TRECHO SELECIONADO:
Integrante de uma família rica e tradicional de Jardim dos Angicos, que na época era um distrito de Lajes, Luisa Alzira Teixeira Soriano casou-se cedo com o promotor de justiça pernambucano Thomaz Soriano, com quem teve três filhas.
Viúva com apenas 22 anos – o marido foi vítima da gripe espanhola – Alzira e as filhas voltaram a viver com os pais dela, em Jardim dos Angicos, onde a jovem começou a lidar com a administração da fazenda da família e a se interessar por política por intermédio do pai, que era um influente líder político na região.
A candidatura de Alzira também foi apoiada pelo governador Juvenal Lamartine, sucessor de Bezerra de Medeiros, e pela líder feminista Bertha Lutz, uma das pioneiras do feminismo no Brasil, que visitou o Rio Grande do Norte em 1928.
“Juvenal Lamartine conhecia vovó Alzira que, dizem, era uma mulher que aliava a beleza a um gênio forte e destemido, ou não teria conseguido administrar uma fazenda no sertão nordestino”, explica o jornalista Rudolfo Lago, bisneto e grande admirador da trajetória da matriarca da família.
“A eleição da minha bisavó é um marco importantíssimo na história da emancipação política das mulheres, tanto no Brasil como na América Latina”, diz Lago.
Apesar de histórica, a eleição de Alzira enfrentou problemas em uma sociedade patriarcal e regida pelas oligarquias da República Velha.
Não faltaram críticas e até ofensas pessoais dos adversários da candidata.

AÇÕES A REALIZAR:
a – Para cada afirmação, diga se ela concorda com o trecho selecionado, com sim ou não, e cite sem alterações as palavras do trecho que decidem: (i) Alzira ficou viúva aos 22 anos; (ii) Bertha Lutz visitou o Rio Grande do Norte em 1930; (iii) Rudolfo Lago é neto de Alzira.
b – Troque "fazenda" por "propriedade" e escreva de novo todo o trecho selecionado desde "Viúva com apenas" até "político na região.".

INFORMAÇÕES EXIBIDAS:
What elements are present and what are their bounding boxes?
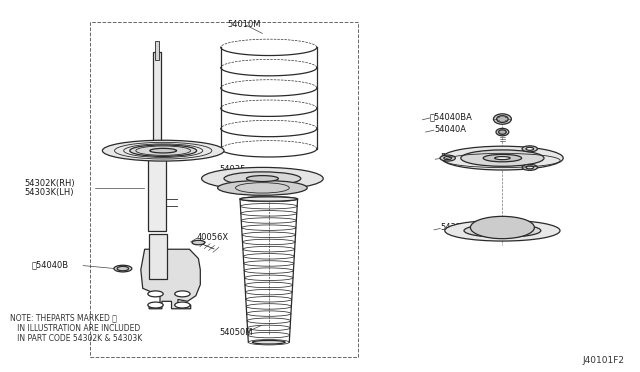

RESPOSTAS DOS EXERCÍCIOS:
a –
(i) Sim: "Viúva com apenas 22 anos"
(ii) Não: "que visitou o Rio Grande do Norte em 1928"
(iii) Não: "bisneto e grande admirador da trajetória da matriarca da família"

b –
Viúva com apenas 22 anos – o marido foi vítima da gripe espanhola – Alzira e as filhas voltaram a viver com os pais dela, em Jardim dos Angicos, onde a jovem começou a lidar com a administração da propriedade da família e a se interessar por política por intermédio do pai, que era um influente líder político na região.